Task to complete: Copy each line of the entries that contains the word "antecedent".

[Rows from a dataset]
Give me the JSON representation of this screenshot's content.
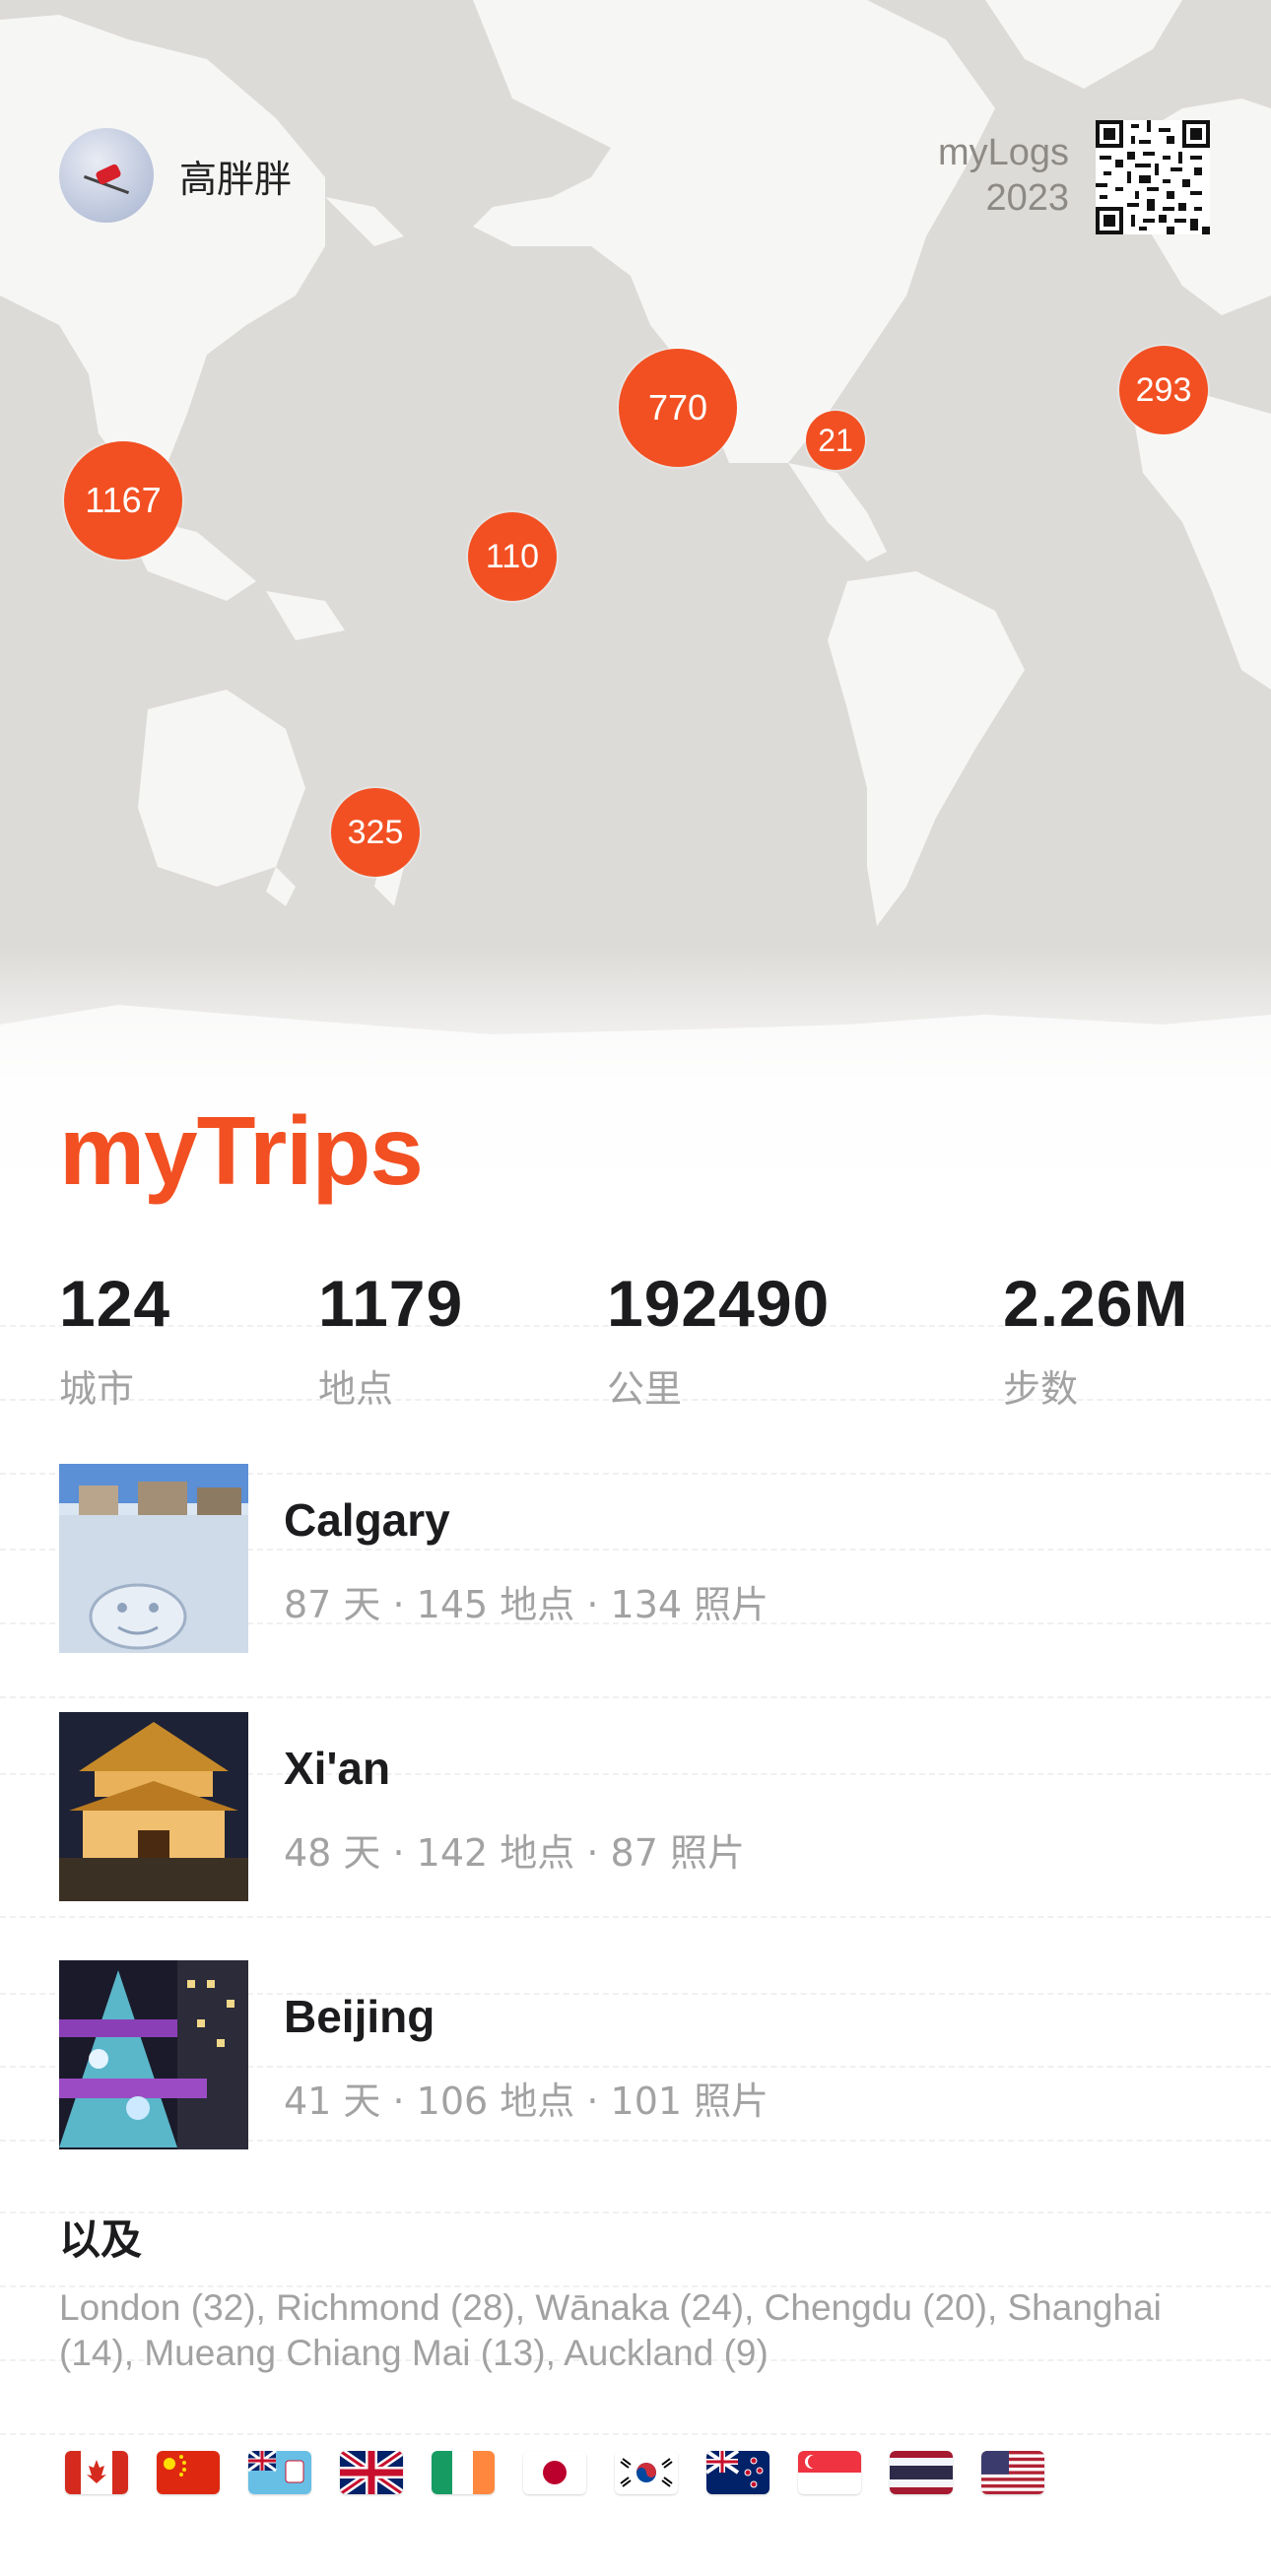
{
  "user": {
    "name": "高胖胖"
  },
  "brand": {
    "line1": "myLogs",
    "line2": "2023"
  },
  "accent_color": "#f25022",
  "map": {
    "clusters": [
      {
        "label": "1167"
      },
      {
        "label": "770"
      },
      {
        "label": "21"
      },
      {
        "label": "293"
      },
      {
        "label": "110"
      },
      {
        "label": "325"
      }
    ]
  },
  "title": "myTrips",
  "stats": [
    {
      "value": "124",
      "label": "城市"
    },
    {
      "value": "1179",
      "label": "地点"
    },
    {
      "value": "192490",
      "label": "公里"
    },
    {
      "value": "2.26M",
      "label": "步数"
    }
  ],
  "cities": [
    {
      "name": "Calgary",
      "meta": "87 天 · 145 地点 · 134 照片"
    },
    {
      "name": "Xi'an",
      "meta": "48 天 · 142 地点 · 87 照片"
    },
    {
      "name": "Beijing",
      "meta": "41 天 · 106 地点 · 101 照片"
    }
  ],
  "also": {
    "title": "以及",
    "text": "London (32), Richmond (28), Wānaka (24), Chengdu (20), Shanghai (14), Mueang Chiang Mai (13), Auckland (9)"
  },
  "flags": [
    "canada-flag-icon",
    "china-flag-icon",
    "fiji-flag-icon",
    "uk-flag-icon",
    "ireland-flag-icon",
    "japan-flag-icon",
    "south-korea-flag-icon",
    "new-zealand-flag-icon",
    "singapore-flag-icon",
    "thailand-flag-icon",
    "usa-flag-icon"
  ]
}
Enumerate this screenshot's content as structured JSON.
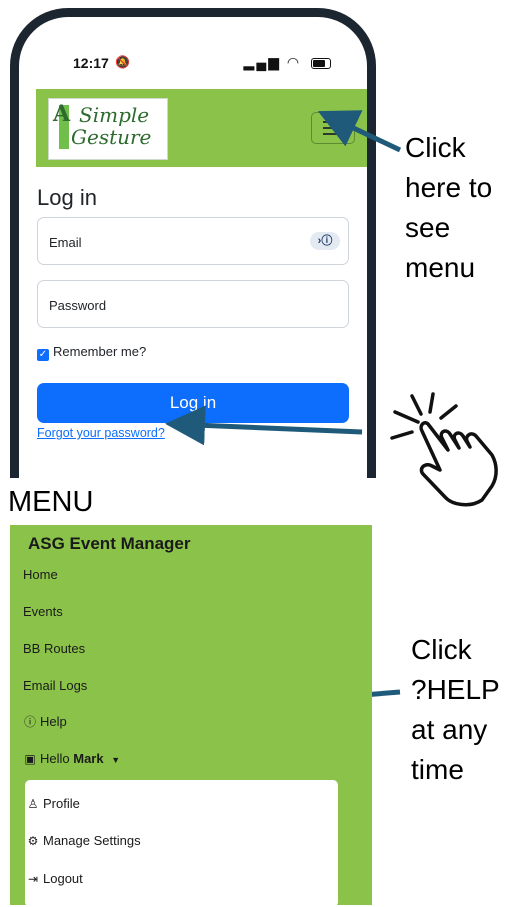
{
  "phone": {
    "time": "12:17",
    "navbar": {
      "logo_text_a": "A",
      "logo_text_simple": "Simple",
      "logo_text_gesture": "Gesture"
    },
    "login": {
      "title": "Log in",
      "email_label": "Email",
      "password_label": "Password",
      "remember_label": "Remember me?",
      "login_button": "Log in",
      "forgot_link": "Forgot your password?"
    }
  },
  "annotations": {
    "menu_hint": [
      "Click",
      "here to",
      "see",
      "menu"
    ],
    "help_hint": [
      "Click",
      "?HELP",
      "at any",
      "time"
    ]
  },
  "menu": {
    "heading": "MENU",
    "brand": "ASG Event Manager",
    "items": [
      "Home",
      "Events",
      "BB Routes",
      "Email Logs",
      "Help"
    ],
    "user_greeting": "Hello",
    "user_name": "Mark",
    "dropdown": [
      "Profile",
      "Manage Settings",
      "Logout"
    ]
  },
  "colors": {
    "navbar": "#8bc34a",
    "primary": "#0d6efd",
    "arrow": "#1f5a7a",
    "frame": "#1b2630"
  }
}
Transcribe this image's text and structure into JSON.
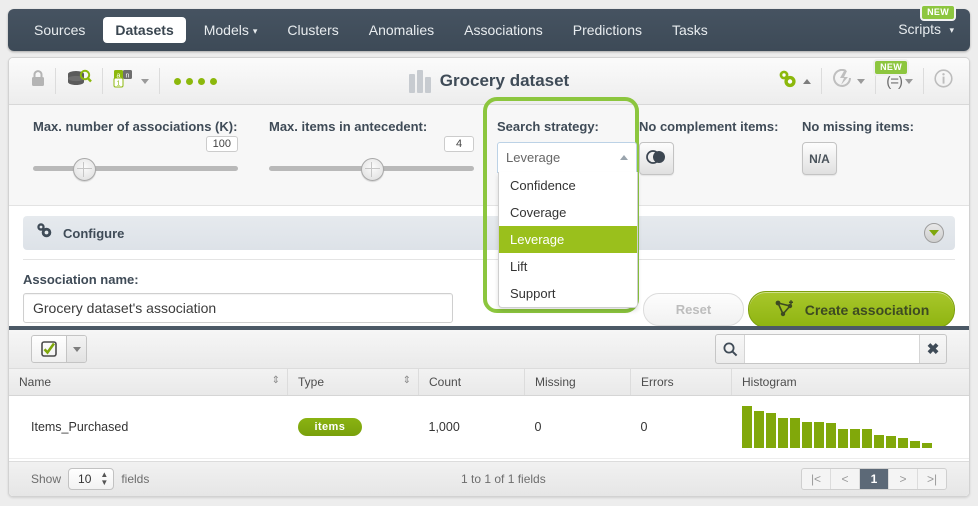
{
  "nav": {
    "items": [
      {
        "label": "Sources",
        "active": false,
        "caret": false
      },
      {
        "label": "Datasets",
        "active": true,
        "caret": false
      },
      {
        "label": "Models",
        "active": false,
        "caret": true
      },
      {
        "label": "Clusters",
        "active": false,
        "caret": false
      },
      {
        "label": "Anomalies",
        "active": false,
        "caret": false
      },
      {
        "label": "Associations",
        "active": false,
        "caret": false
      },
      {
        "label": "Predictions",
        "active": false,
        "caret": false
      },
      {
        "label": "Tasks",
        "active": false,
        "caret": false
      }
    ],
    "right_label": "Scripts",
    "right_badge": "NEW"
  },
  "header": {
    "title": "Grocery dataset",
    "lock_icon": "lock-icon",
    "source_icon": "database-search-icon",
    "fields_icon": "field-types-icon",
    "status_dots": 4,
    "gear_icon": "gears-icon",
    "flash_icon": "lightning-icon",
    "formula_label": "(=)",
    "formula_badge": "NEW",
    "info_icon": "info-icon"
  },
  "params": {
    "k": {
      "label": "Max. number of associations (K):",
      "value": "100",
      "percent": 22
    },
    "antecedent": {
      "label": "Max. items in antecedent:",
      "value": "4",
      "percent": 50
    },
    "strategy": {
      "label": "Search strategy:",
      "selected": "Leverage",
      "options": [
        "Confidence",
        "Coverage",
        "Leverage",
        "Lift",
        "Support"
      ]
    },
    "no_complement": {
      "label": "No complement items:",
      "icon": "toggle-icon"
    },
    "no_missing": {
      "label": "No missing items:",
      "value": "N/A"
    }
  },
  "configure": {
    "label": "Configure",
    "expand_icon": "chevron-down-icon"
  },
  "association": {
    "name_label": "Association name:",
    "name_value": "Grocery dataset's association",
    "reset_label": "Reset",
    "create_label": "Create association",
    "create_icon": "association-graph-icon"
  },
  "fields": {
    "select_icon": "checkbox-checked-icon",
    "search_placeholder": "",
    "search_value": "",
    "search_icon": "search-icon",
    "clear_icon": "close-icon",
    "columns": [
      "Name",
      "Type",
      "Count",
      "Missing",
      "Errors",
      "Histogram"
    ],
    "sortable": [
      "Name",
      "Type"
    ],
    "rows": [
      {
        "name": "Items_Purchased",
        "type": "items",
        "count": "1,000",
        "missing": "0",
        "errors": "0"
      }
    ],
    "histogram": [
      100,
      88,
      84,
      72,
      72,
      62,
      62,
      60,
      46,
      45,
      46,
      30,
      28,
      24,
      16,
      12
    ],
    "footer": {
      "show_label": "Show",
      "page_size": "10",
      "fields_label": "fields",
      "range_label": "1 to 1 of 1 fields",
      "pager": [
        "|<",
        "<",
        "1",
        ">",
        ">|"
      ],
      "current_page": "1"
    }
  },
  "colors": {
    "accent": "#8cb80c",
    "nav_bg": "#3f4c59",
    "highlight": "#9ac01c"
  }
}
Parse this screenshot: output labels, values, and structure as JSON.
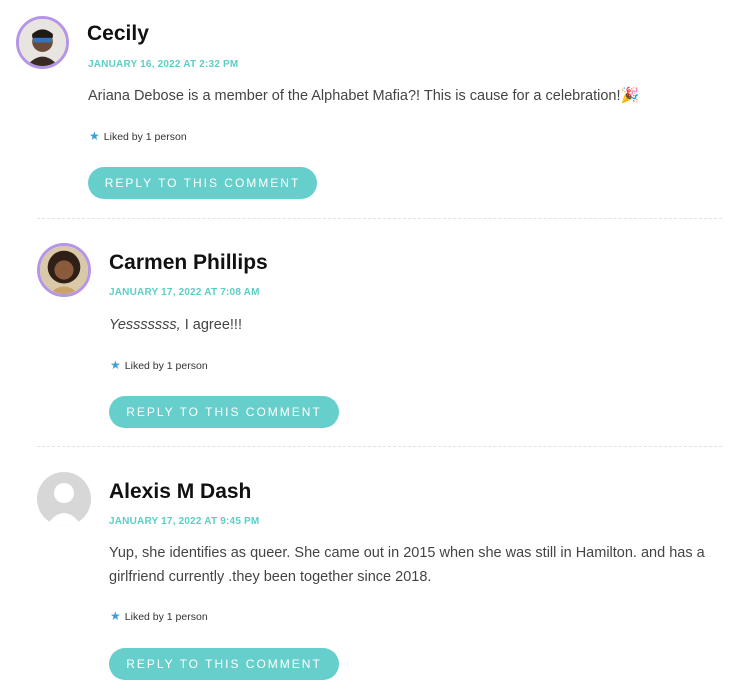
{
  "comments": [
    {
      "author": "Cecily",
      "date": "JANUARY 16, 2022 AT 2:32 PM",
      "body": "Ariana Debose is a member of the Alphabet Mafia?! This is cause for a celebration!",
      "emoji": "🎉",
      "likes": "Liked by 1 person",
      "reply_label": "REPLY TO THIS COMMENT"
    },
    {
      "author": "Carmen Phillips",
      "date": "JANUARY 17, 2022 AT 7:08 AM",
      "body_em": "Yesssssss,",
      "body": " I agree!!!",
      "likes": "Liked by 1 person",
      "reply_label": "REPLY TO THIS COMMENT"
    },
    {
      "author": "Alexis M Dash",
      "date": "JANUARY 17, 2022 AT 9:45 PM",
      "body_line1": "Yup, she identifies as queer. She came out in 2015 when she was still in Hamilton. and has a",
      "body_line2": "girlfriend currently .they been together since 2018.",
      "likes": "Liked by 1 person",
      "reply_label": "REPLY TO THIS COMMENT"
    }
  ],
  "colors": {
    "accent": "#66cfcb",
    "date": "#5ccec6",
    "avatar_ring": "#b495e8",
    "star": "#3b9fd8"
  },
  "icons": {
    "like": "star-icon",
    "default_avatar": "default-user-avatar-icon"
  }
}
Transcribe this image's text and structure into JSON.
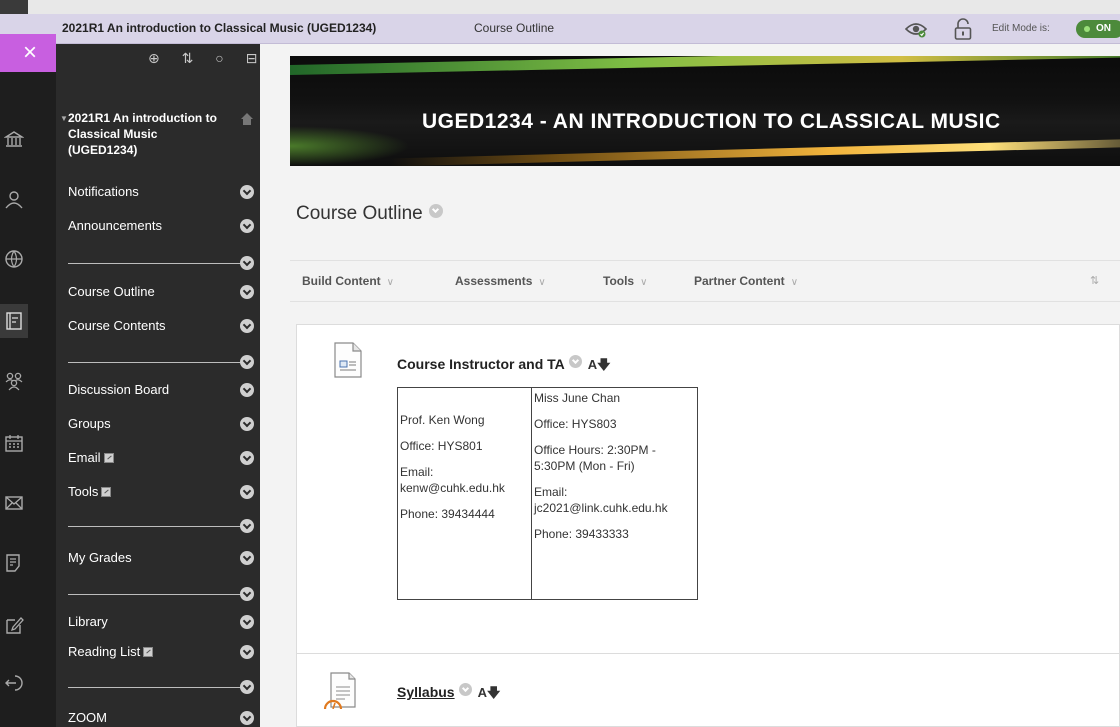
{
  "topbar": {
    "course_title": "2021R1 An introduction to Classical Music (UGED1234)",
    "breadcrumb": "Course Outline",
    "edit_mode_label": "Edit Mode is:",
    "edit_mode_value": "ON"
  },
  "close_button": "×",
  "course_menu": {
    "tool_icons": "⊕ ⇅ ○ ⊟",
    "course_name": "2021R1 An introduction to Classical Music (UGED1234)",
    "items": [
      {
        "label": "Notifications"
      },
      {
        "label": "Announcements"
      },
      {
        "label": "Course Outline"
      },
      {
        "label": "Course Contents"
      },
      {
        "label": "Discussion Board"
      },
      {
        "label": "Groups"
      },
      {
        "label": "Email"
      },
      {
        "label": "Tools"
      },
      {
        "label": "My Grades"
      },
      {
        "label": "Library"
      },
      {
        "label": "Reading List"
      },
      {
        "label": "ZOOM"
      }
    ]
  },
  "banner": {
    "title": "UGED1234 - AN INTRODUCTION TO CLASSICAL MUSIC"
  },
  "page": {
    "title": "Course Outline"
  },
  "action_bar": {
    "items": [
      "Build Content",
      "Assessments",
      "Tools",
      "Partner Content"
    ],
    "caret": "∨",
    "reorder": "⇅"
  },
  "content_items": [
    {
      "title": "Course Instructor and TA",
      "az": "A🡇",
      "instructor": {
        "name": "Prof. Ken Wong",
        "office": "Office: HYS801",
        "email_label": "Email:",
        "email": "kenw@cuhk.edu.hk",
        "phone": "Phone: 39434444"
      },
      "ta": {
        "name": "Miss June Chan",
        "office": "Office: HYS803",
        "hours": "Office Hours: 2:30PM - 5:30PM (Mon - Fri)",
        "email_label": "Email:",
        "email": "jc2021@link.cuhk.edu.hk",
        "phone": "Phone: 39433333"
      }
    },
    {
      "title": "Syllabus",
      "az": "A🡇"
    }
  ],
  "colors": {
    "topbar": "#d9d4e8",
    "close_button": "#c85fe0",
    "menu_bg": "#2b2b2b",
    "rail_bg": "#1e1e1e",
    "toggle_on": "#4c8a3b"
  }
}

Solution:
    "antecedent": {
      "label": "Max. items in antecedent:",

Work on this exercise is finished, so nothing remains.